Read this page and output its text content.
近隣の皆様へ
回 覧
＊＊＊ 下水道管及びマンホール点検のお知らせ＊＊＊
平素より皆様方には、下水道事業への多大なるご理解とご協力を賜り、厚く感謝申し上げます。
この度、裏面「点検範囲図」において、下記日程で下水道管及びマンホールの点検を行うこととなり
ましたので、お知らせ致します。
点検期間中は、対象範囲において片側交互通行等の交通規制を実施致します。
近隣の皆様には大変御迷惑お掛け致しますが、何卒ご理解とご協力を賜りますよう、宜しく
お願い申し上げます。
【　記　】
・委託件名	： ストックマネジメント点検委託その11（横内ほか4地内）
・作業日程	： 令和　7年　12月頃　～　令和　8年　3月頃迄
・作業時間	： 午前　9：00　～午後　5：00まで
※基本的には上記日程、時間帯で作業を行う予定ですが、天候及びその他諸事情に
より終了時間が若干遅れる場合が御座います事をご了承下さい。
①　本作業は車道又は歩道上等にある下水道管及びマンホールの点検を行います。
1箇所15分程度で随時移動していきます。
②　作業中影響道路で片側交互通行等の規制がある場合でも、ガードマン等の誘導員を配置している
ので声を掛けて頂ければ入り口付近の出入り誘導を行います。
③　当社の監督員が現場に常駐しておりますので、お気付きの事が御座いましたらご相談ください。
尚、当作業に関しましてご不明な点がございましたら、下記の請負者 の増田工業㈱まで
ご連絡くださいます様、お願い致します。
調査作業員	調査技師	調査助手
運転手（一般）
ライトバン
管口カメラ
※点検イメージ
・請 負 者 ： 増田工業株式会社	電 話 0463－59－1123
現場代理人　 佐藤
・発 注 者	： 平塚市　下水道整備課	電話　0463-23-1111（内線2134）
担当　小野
━━━━━━━━━━━━━━━━
● Task to complete
Could you transcribe the records in full, exactly?

● Task output
Read this page and output its text content.
近隣の皆様へ
回 覧
＊＊＊ 下水道管及びマンホール点検のお知らせ＊＊＊
平素より皆様方には、下水道事業への多大なるご理解とご協力を賜り、厚く感謝申し上げます。
この度、裏面「点検範囲図」において、下記日程で下水道管及びマンホールの点検を行うこととなり
ましたので、お知らせ致します。
点検期間中は、対象範囲において片側交互通行等の交通規制を実施致します。
近隣の皆様には大変御迷惑お掛け致しますが、何卒ご理解とご協力を賜りますよう、宜しく
お願い申し上げます。
【　記　】
・委託件名	： ストックマネジメント点検委託その11（横内ほか4地内）
・作業日程	： 令和　7年　12月頃　～　令和　8年　3月頃迄
・作業時間	： 午前　9：00　～午後　5：00まで
※基本的には上記日程、時間帯で作業を行う予定ですが、天候及びその他諸事情に
より終了時間が若干遅れる場合が御座います事をご了承下さい。
①　本作業は車道又は歩道上等にある下水道管及びマンホールの点検を行います。
1箇所15分程度で随時移動していきます。
②　作業中影響道路で片側交互通行等の規制がある場合でも、ガードマン等の誘導員を配置している
ので声を掛けて頂ければ入り口付近の出入り誘導を行います。
③　当社の監督員が現場に常駐しておりますので、お気付きの事が御座いましたらご相談ください。
尚、当作業に関しましてご不明な点がございましたら、下記の請負者 の増田工業㈱まで
ご連絡くださいます様、お願い致します。
調査作業員	調査技師	調査助手
運転手（一般）
ライトバン
管口カメラ
※点検イメージ
・請 負 者 ： 増田工業株式会社	電 話 0463－59－1123
現場代理人　 佐藤
・発 注 者	： 平塚市　下水道整備課	電話　0463-23-1111（内線2134）
担当　小野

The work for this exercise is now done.